- What to work on -
Reading the listing below, count the lines that contain the word "driven" and give that count alone.

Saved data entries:
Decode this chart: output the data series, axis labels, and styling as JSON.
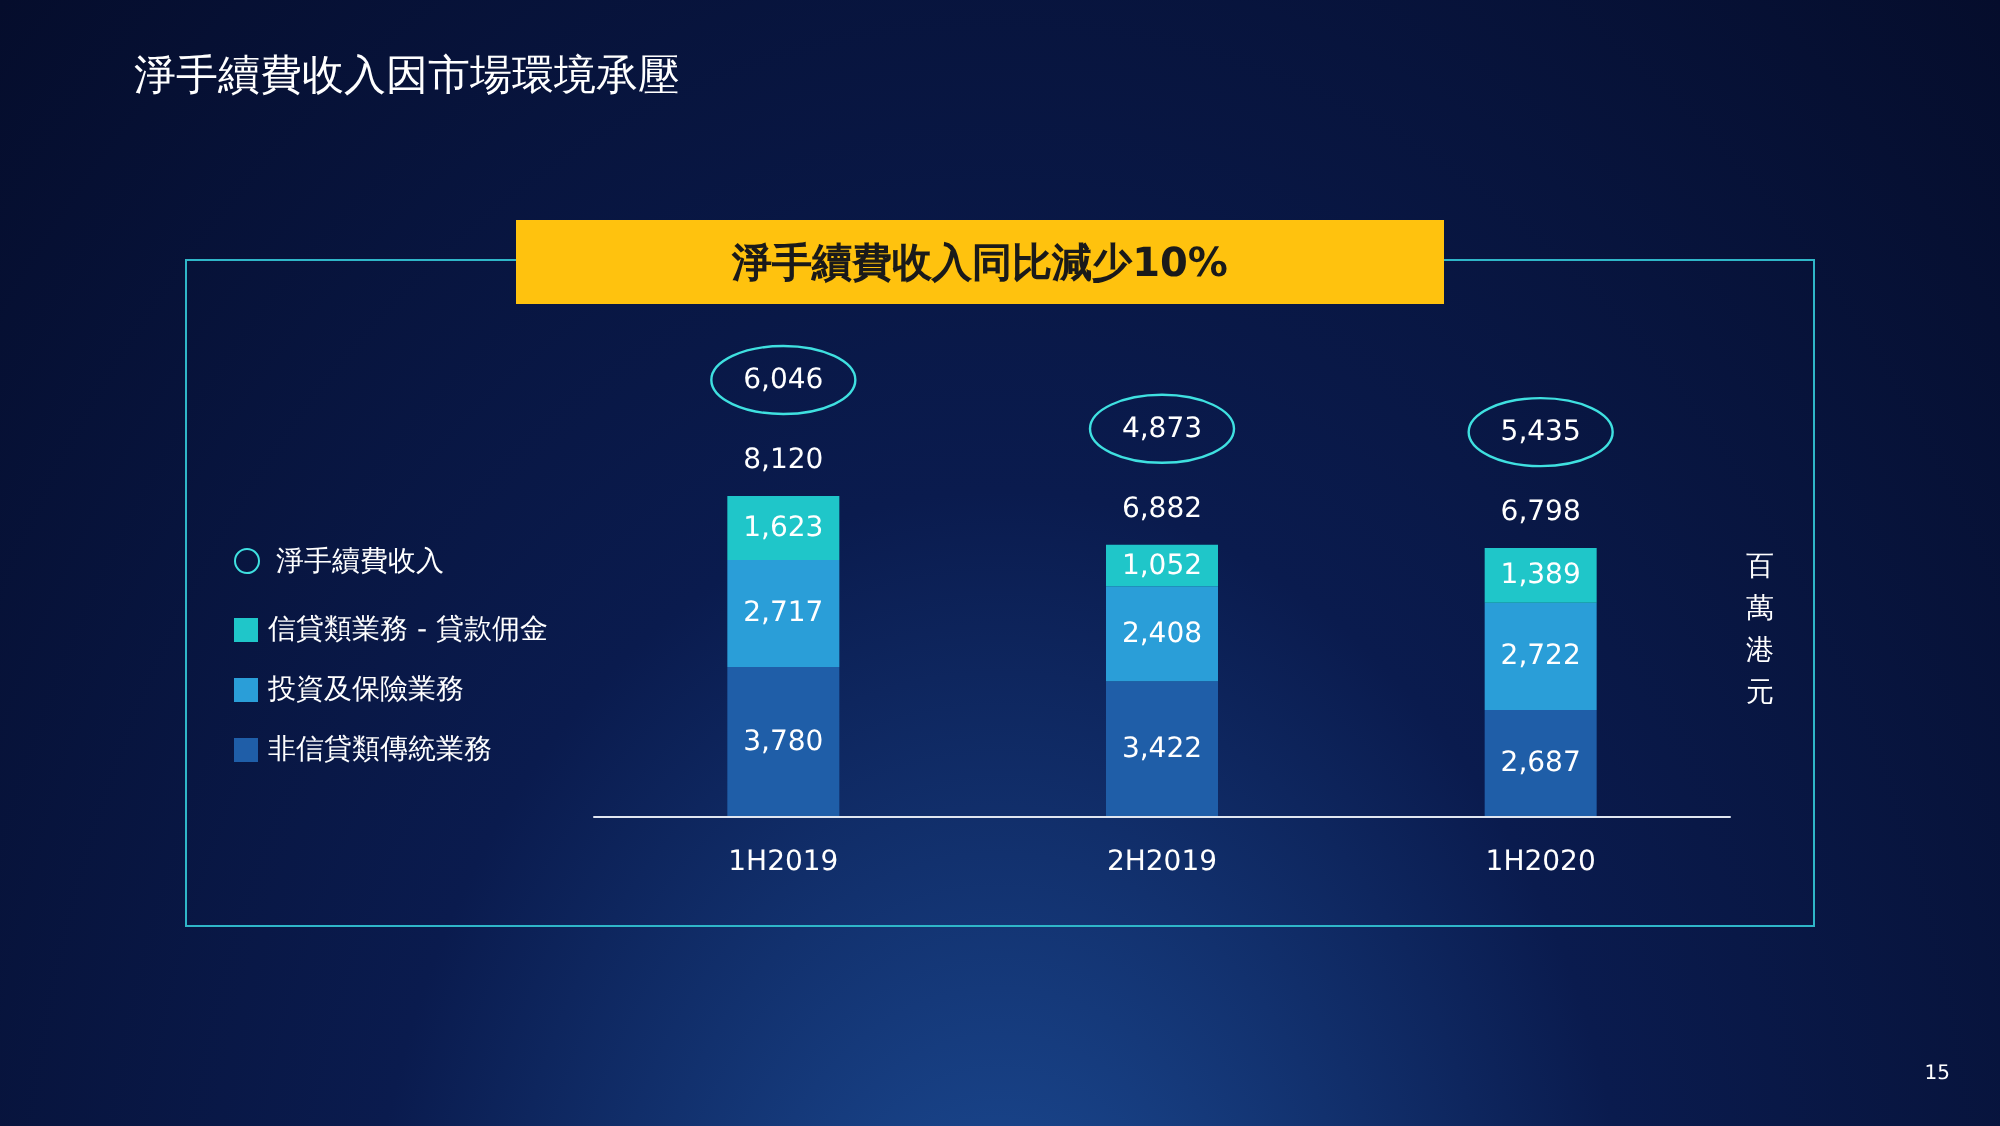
{
  "chart_data": {
    "type": "bar",
    "title": "淨手續費收入因市場環境承壓",
    "subtitle": "淨手續費收入同比減少10%",
    "ylabel": "百萬港元",
    "categories": [
      "1H2019",
      "2H2019",
      "1H2020"
    ],
    "stacked": true,
    "legend": "left",
    "series": [
      {
        "name": "非信貸類傳統業務",
        "color": "#1f5ea8",
        "values": [
          3780,
          3422,
          2687
        ],
        "value_labels": [
          "3,780",
          "3,422",
          "2,687"
        ]
      },
      {
        "name": "投資及保險業務",
        "color": "#2a9ed8",
        "values": [
          2717,
          2408,
          2722
        ],
        "value_labels": [
          "2,717",
          "2,408",
          "2,722"
        ]
      },
      {
        "name": "信貸類業務 - 貸款佣金",
        "color": "#1fc6c9",
        "values": [
          1623,
          1052,
          1389
        ],
        "value_labels": [
          "1,623",
          "1,052",
          "1,389"
        ]
      }
    ],
    "totals": [
      "8,120",
      "6,882",
      "6,798"
    ],
    "annotations": [
      "淨手續費收入",
      "6,046",
      "4,873",
      "5,435",
      "15"
    ]
  }
}
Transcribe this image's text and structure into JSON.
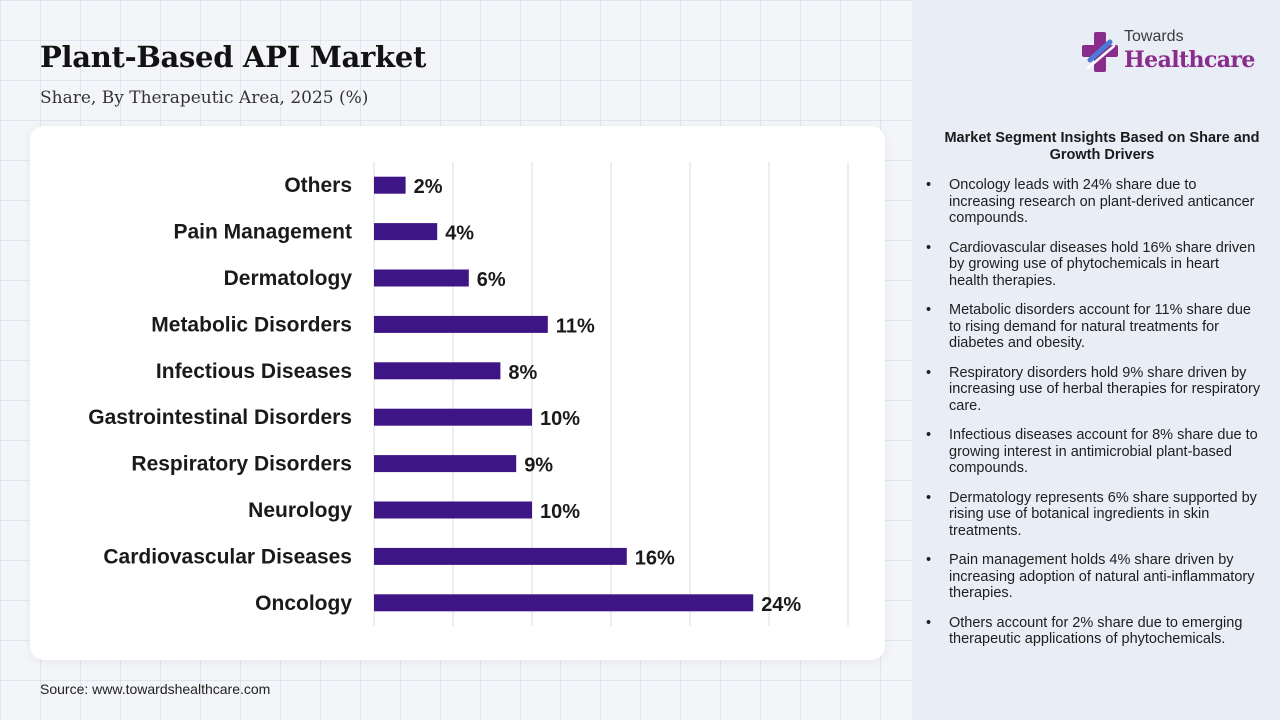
{
  "header": {
    "title": "Plant-Based API Market",
    "subtitle": "Share, By Therapeutic Area, 2025 (%)"
  },
  "brand": {
    "line1": "Towards",
    "line2": "Healthcare",
    "accent": "#8a2c8c",
    "logo_icon": "cross-logo-icon"
  },
  "chart_data": {
    "type": "bar",
    "orientation": "horizontal",
    "categories": [
      "Others",
      "Pain Management",
      "Dermatology",
      "Metabolic Disorders",
      "Infectious Diseases",
      "Gastrointestinal Disorders",
      "Respiratory Disorders",
      "Neurology",
      "Cardiovascular Diseases",
      "Oncology"
    ],
    "values": [
      2,
      4,
      6,
      11,
      8,
      10,
      9,
      10,
      16,
      24
    ],
    "value_labels": [
      "2%",
      "4%",
      "6%",
      "11%",
      "8%",
      "10%",
      "9%",
      "10%",
      "16%",
      "24%"
    ],
    "xlim": [
      0,
      30
    ],
    "grid": true,
    "bar_color": "#3d1585"
  },
  "insights": {
    "title": "Market Segment Insights Based on Share and Growth Drivers",
    "bullet": "•",
    "items": [
      "Oncology leads with 24% share due to increasing research on plant-derived anticancer compounds.",
      "Cardiovascular diseases hold 16% share driven by growing use of phytochemicals in heart health therapies.",
      "Metabolic disorders account for 11% share due to rising demand for natural treatments for diabetes and obesity.",
      "Respiratory disorders hold 9% share driven by increasing use of herbal therapies for respiratory care.",
      "Infectious diseases account for 8% share due to growing interest in antimicrobial plant-based compounds.",
      "Dermatology represents 6% share supported by rising use of botanical ingredients in skin treatments.",
      "Pain management holds 4% share driven by increasing adoption of natural anti-inflammatory therapies.",
      "Others account for 2% share due to emerging therapeutic applications of phytochemicals."
    ]
  },
  "footer": {
    "source": "Source: www.towardshealthcare.com"
  }
}
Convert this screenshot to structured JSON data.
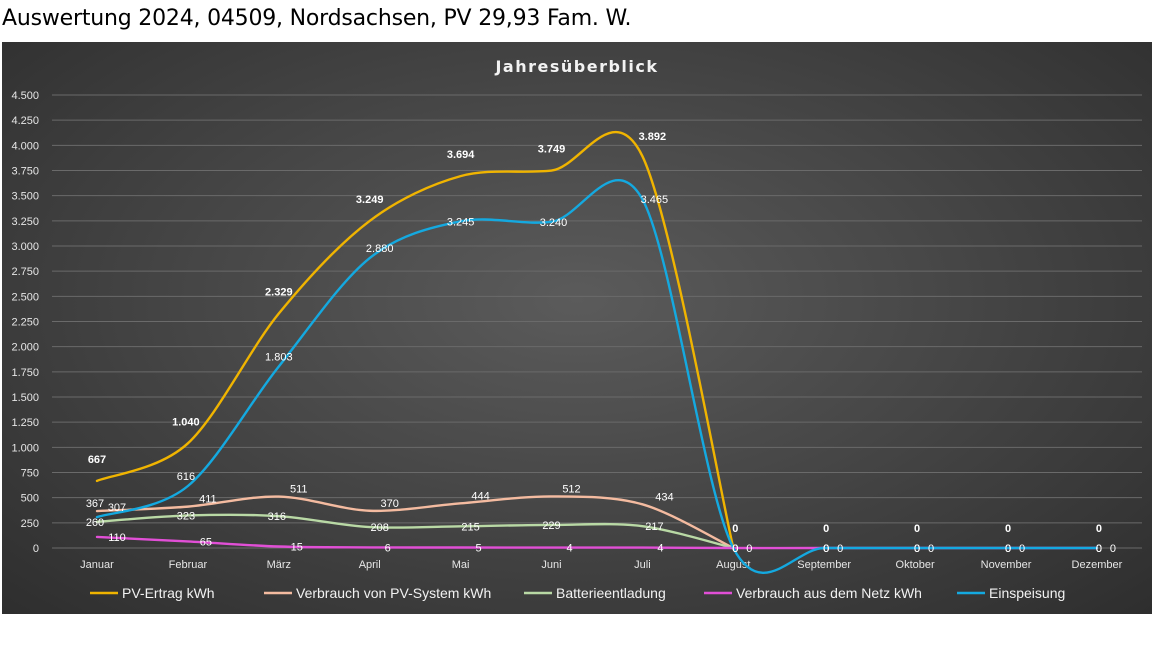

- Written response -
3